Page text =
--------------------------------------------------

Indonesia, another of the many countries that John Foster Dulles tried to “stabilize,” was also rich with lateritic ores. In 1968 Inco acquired exploration and development rights to a 25,000-square mile tract of land. The company hired Robert de Gavre, a boyish-looking Princeton graduate with a mid-Atlantic accent, away from Exxon Corporation to organize the financing of both the Indonesian and Guatemalan projects. The job required all of de Gavre’s attention and ingenuity. No investment bank could have had enough commitment to the problems these projects faced, nor could any have come up with de Gavre’s intricate solutions. One problem was the reluctance of investors to back an unpredictable Latin American project. Allende’s Chile had nationalized its copper mines the year before the Guatemalan deal was concluded; and the Guatemalan government had just declared martial law. Jetting frenetically round the world, de Gavre was forced to court a wider than usual number of money sources. “Guatemala wasn’t as clean a structure as the Indonesian project,” remarks the company’s financial whiz; de Gavre is, of course, referring to aesthetics and not ethics.
In Indonesia his principal challenge was to involve the Japanese steel industry giants, so that they would have a stake in buying the nickel the project produced. Another problem was the oil crisis. Not only did oil shortages mean a paralytic squeeze in world capital spending, which would constrict the Japanese steelmakers; they also meant rocketing costs for most projects involving lateritic nickel, which tends to require more energy for smelting and refining than do the Sudbury-type ores. In response to the oil crisis, Inco thought it would be a good idea to invest in a hydroelectric dam in Indonesia. But with the additional investment, a much larger mining project was required to justify the extra cost. The Japanese, who had invested in the first stage of the project, politely declined the opportunity to invest again. Consequently, Inco’s equity participation in the Indonesian project increased from 75% to 96%.
Inco had decided on project financing for both its overseas ventures to keep the risk off its own balance sheets and to spread it around. In both cased the financing would be one part equity ($45 million, mostly Inco’s in Indonesia; $30 million, form Inco and Hanna, in Guatemala) to two parts debt. Since the size of these debts was horrendous, the company borrowed all over the place – “in bits and pieces,” as de Gavre puts it. It obtained loans from the Export-Import Bank and Citibank in the US, and from Bank of Montreal and the federal government’s Export Development Corporation in Canada. The EDC’s participation in Inco’s projects eventually totalled $70 million in loans – loans that would come back to haunt the company’s Canadian operations.
De Gavre executed these projects with laudable success. But the projects themselves have backed Inco into a corner. Whereas previously Inco wanted to sell nickel to maintain its historic position, now it has to sell nickel to meet its debts. “The problem,” says de Gavre – now Inco’s treasurer – with classic British understatement, “is financing your debts when nickel prices are low.” That financing amounts to repayments of about $90 million a year; $900 million of the total $1.2-billion debt must be paid off within a decade.
“Inco’s made two mistakes,” says metals analyst Patrick Mars. “They went heavily into debt over two tropical laterite projects at the same time-inevitably a bad move, like Hitler fighting on two fronts. And for some reason, they’ve continued to underestimate the market for low-grade nickel.”

--------------------------------------------------

Layout element entries =
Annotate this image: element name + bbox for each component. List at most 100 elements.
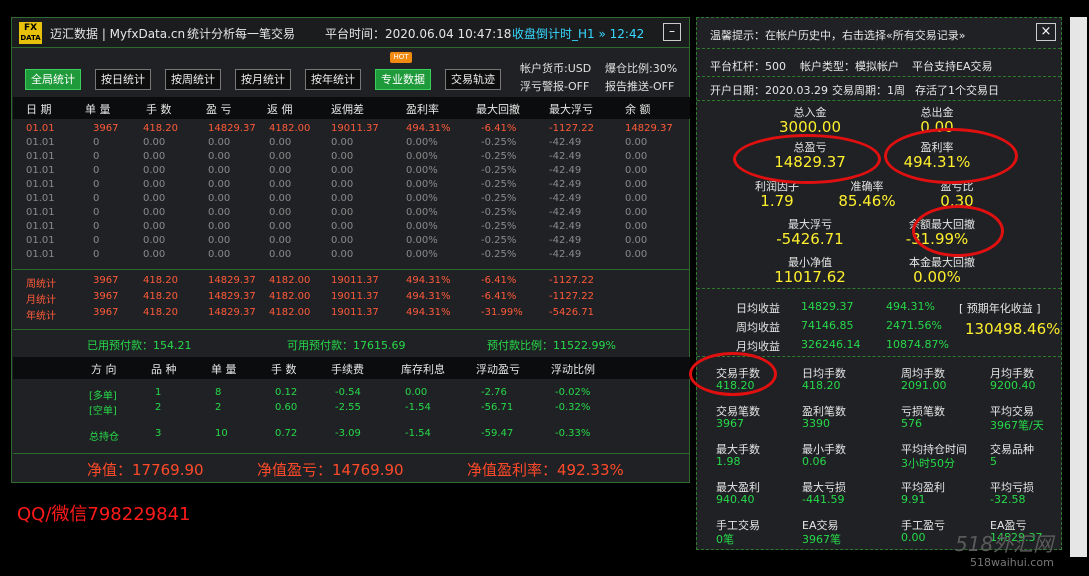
close-button[interactable]: × (1036, 23, 1056, 41)
table-cell: -0.25% (481, 235, 517, 246)
scrollbar[interactable] (1070, 17, 1087, 557)
position-cell: 10 (215, 428, 228, 439)
minimize-button[interactable]: – (663, 23, 681, 41)
loss-alert-toggle[interactable]: 浮亏警报-OFF (520, 78, 589, 94)
table-cell: 0.00 (269, 235, 292, 246)
fx-data-logo: FX DATA (19, 22, 42, 44)
report-push-toggle[interactable]: 报告推送-OFF (605, 78, 674, 94)
position-cell: 8 (215, 387, 222, 398)
table-cell: 0.00 (143, 179, 166, 190)
position-cell: [多单] (89, 391, 117, 402)
table-cell: 0.00 (269, 207, 292, 218)
summary-cell: 494.31% (406, 275, 451, 286)
table-cell: -0.25% (481, 249, 517, 260)
table-cell: 0.00 (208, 193, 231, 204)
table-cell: 0.00 (208, 221, 231, 232)
col-symbols: 品 种 (151, 363, 177, 376)
table-cell: -0.25% (481, 165, 517, 176)
table-cell: -42.49 (549, 179, 582, 190)
grid-value: 3967笔/天 (990, 419, 1044, 432)
col-lots: 手 数 (146, 103, 172, 116)
position-cell: -2.55 (335, 402, 361, 413)
table-cell: 0.00 (331, 137, 354, 148)
summary-cell: 14829.37 (208, 275, 256, 286)
equity-profit-rate: 净值盈利率：492.33% (467, 461, 624, 479)
col-max-drawdown: 最大回撤 (476, 103, 520, 116)
table-cell: 0 (93, 165, 100, 176)
summary-cell: -6.41% (481, 291, 517, 302)
table-cell: -0.25% (481, 137, 517, 148)
table-row: 01.01 0 0.00 0.00 0.00 0.00 0.00% -0.25% -42.49 0… (13, 179, 690, 193)
summary-cell: 4182.00 (269, 275, 311, 286)
table-cell: -1127.22 (549, 123, 594, 134)
table-cell: 0.00% (406, 179, 438, 190)
tab-trade-track[interactable]: 交易轨迹 (445, 69, 501, 90)
summary-cell: 年统计 (26, 311, 56, 322)
table-cell: 0.00 (269, 165, 292, 176)
table-cell: 0 (93, 221, 100, 232)
grid-value: 3小时50分 (901, 457, 955, 470)
grid-value: 0.00 (901, 531, 926, 544)
account-type: 帐户类型：模拟帐户 (800, 60, 899, 73)
watermark: 518外汇网 (955, 532, 1054, 556)
table-cell: 01.01 (26, 179, 55, 190)
table-cell: -0.25% (481, 179, 517, 190)
tab-overall[interactable]: 全局统计 (25, 69, 81, 90)
position-cell: 2 (155, 402, 162, 413)
table-cell: 14829.37 (625, 123, 673, 134)
table-cell: 0.00 (625, 179, 648, 190)
table-cell: 0.00 (331, 151, 354, 162)
col-balance: 余 额 (625, 103, 651, 116)
earnings-amount: 326246.14 (801, 338, 861, 351)
position-cell: -0.32% (555, 402, 591, 413)
position-row: [空单] 2 2 0.60 -2.55 -1.54 -56.71 -0.32% (13, 402, 690, 417)
position-cell: 0.00 (405, 387, 428, 398)
tab-daily[interactable]: 按日统计 (95, 69, 151, 90)
earnings-rate: 2471.56% (886, 319, 942, 332)
summary-cell: 3967 (93, 307, 119, 318)
table-cell: 0.00% (406, 137, 438, 148)
grid-value: 5 (990, 455, 997, 468)
table-cell: 0.00 (269, 137, 292, 148)
grid-value: 3390 (802, 417, 830, 430)
grid-value: 0笔 (716, 533, 734, 546)
ea-support: 平台支持EA交易 (912, 60, 993, 73)
table-cell: 0 (93, 151, 100, 162)
summary-row: 年统计 3967 418.20 14829.37 4182.00 19011.37 494.… (13, 307, 690, 322)
position-cell: -0.54 (335, 387, 361, 398)
table-cell: 01.01 (26, 123, 55, 134)
table-cell: 01.01 (26, 151, 55, 162)
margin-call-ratio: 爆仓比例:30% (605, 62, 678, 75)
tab-yearly[interactable]: 按年统计 (305, 69, 361, 90)
annual-value: 130498.46% (965, 320, 1061, 338)
col-commission: 手续费 (331, 363, 364, 376)
countdown: 收盘倒计时_H1 » 12:42 (512, 27, 645, 41)
col-max-float-loss: 最大浮亏 (549, 103, 593, 116)
tab-monthly[interactable]: 按月统计 (235, 69, 291, 90)
table-cell: 0.00 (625, 165, 648, 176)
col-pos-orders: 单 量 (211, 363, 237, 376)
equity: 净值：17769.90 (87, 461, 204, 479)
tab-pro-data[interactable]: 专业数据 (375, 69, 431, 90)
table-cell: 0.00 (625, 207, 648, 218)
table-cell: -42.49 (549, 137, 582, 148)
table-cell: -0.25% (481, 221, 517, 232)
position-cell: 0.60 (275, 402, 298, 413)
circle-trade-lots (689, 352, 777, 396)
col-orders: 单 量 (85, 103, 111, 116)
position-cell: 0.12 (275, 387, 298, 398)
summary-cell: 418.20 (143, 307, 178, 318)
position-cell: -2.76 (481, 387, 507, 398)
table-row: 01.01 0 0.00 0.00 0.00 0.00 0.00% -0.25% -42.49 0… (13, 207, 690, 221)
table-cell: 01.01 (26, 207, 55, 218)
position-row: [多单] 1 8 0.12 -0.54 0.00 -2.76 -0.02% (13, 387, 690, 402)
table-cell: 0.00 (208, 207, 231, 218)
account-currency: 帐户货币:USD (520, 62, 592, 75)
tab-weekly[interactable]: 按周统计 (165, 69, 221, 90)
table-cell: 0.00 (208, 179, 231, 190)
table-cell: -42.49 (549, 151, 582, 162)
app-subtitle: 统计分析每一笔交易 (187, 27, 296, 41)
table-cell: 0 (93, 179, 100, 190)
used-margin: 已用预付款：154.21 (87, 339, 192, 352)
summary-cell: 3967 (93, 275, 119, 286)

--------------------------------------------------

What to do =
A. In the Inco passage, to what level did Inco's equity participation in the Indonesian project rise after the Japanese declined to invest again?
B. Retype the entries from the line containing "close-button[interactable]: × (1036, 23, 1056, 41)" through the line containing "col-balance: 余 额 (625, 103, 651, 116)", including both of those lines.
These entries are unrelated to the passage about Inco's overseas nickel projects.

Answers to the tasks =
A. It rose from 75% to 96%.

B.
close-button[interactable]: × (1036, 23, 1056, 41)
table-cell: -0.25% (481, 235, 517, 246)
scrollbar[interactable] (1070, 17, 1087, 557)
position-cell: 10 (215, 428, 228, 439)
minimize-button[interactable]: – (663, 23, 681, 41)
loss-alert-toggle[interactable]: 浮亏警报-OFF (520, 78, 589, 94)
table-cell: 0.00 (269, 235, 292, 246)
fx-data-logo: FX DATA (19, 22, 42, 44)
report-push-toggle[interactable]: 报告推送-OFF (605, 78, 674, 94)
position-cell: 8 (215, 387, 222, 398)
table-cell: 0.00 (143, 179, 166, 190)
position-cell: [多单] (89, 391, 117, 402)
table-cell: 0.00 (269, 207, 292, 218)
summary-cell: 494.31% (406, 275, 451, 286)
table-cell: -0.25% (481, 249, 517, 260)
table-cell: 0.00 (208, 193, 231, 204)
table-cell: 0.00 (208, 221, 231, 232)
col-symbols: 品 种 (151, 363, 177, 376)
table-cell: -0.25% (481, 165, 517, 176)
table-cell: -42.49 (549, 179, 582, 190)
grid-value: 3967笔/天 (990, 419, 1044, 432)
col-lots: 手 数 (146, 103, 172, 116)
position-cell: -2.55 (335, 402, 361, 413)
table-cell: 0.00 (331, 137, 354, 148)
summary-cell: 14829.37 (208, 275, 256, 286)
equity-profit-rate: 净值盈利率：492.33% (467, 461, 624, 479)
col-max-drawdown: 最大回撤 (476, 103, 520, 116)
table-cell: 0 (93, 165, 100, 176)
summary-cell: -6.41% (481, 291, 517, 302)
table-cell: -0.25% (481, 137, 517, 148)
table-row: 01.01 0 0.00 0.00 0.00 0.00 0.00% -0.25% -42.49 0… (13, 179, 690, 193)
summary-cell: 4182.00 (269, 275, 311, 286)
table-cell: -1127.22 (549, 123, 594, 134)
table-cell: 0.00% (406, 179, 438, 190)
tab-trade-track[interactable]: 交易轨迹 (445, 69, 501, 90)
summary-cell: 年统计 (26, 311, 56, 322)
table-cell: 0.00 (269, 165, 292, 176)
table-cell: 0 (93, 221, 100, 232)
grid-value: 3小时50分 (901, 457, 955, 470)
grid-value: 0.00 (901, 531, 926, 544)
account-type: 帐户类型：模拟帐户 (800, 60, 899, 73)
watermark: 518外汇网 (955, 532, 1054, 556)
table-cell: 01.01 (26, 179, 55, 190)
table-cell: -0.25% (481, 179, 517, 190)
tab-overall[interactable]: 全局统计 (25, 69, 81, 90)
position-cell: 2 (155, 402, 162, 413)
table-cell: 14829.37 (625, 123, 673, 134)
table-cell: 0.00 (625, 179, 648, 190)
table-cell: 0.00 (331, 151, 354, 162)
col-balance: 余 额 (625, 103, 651, 116)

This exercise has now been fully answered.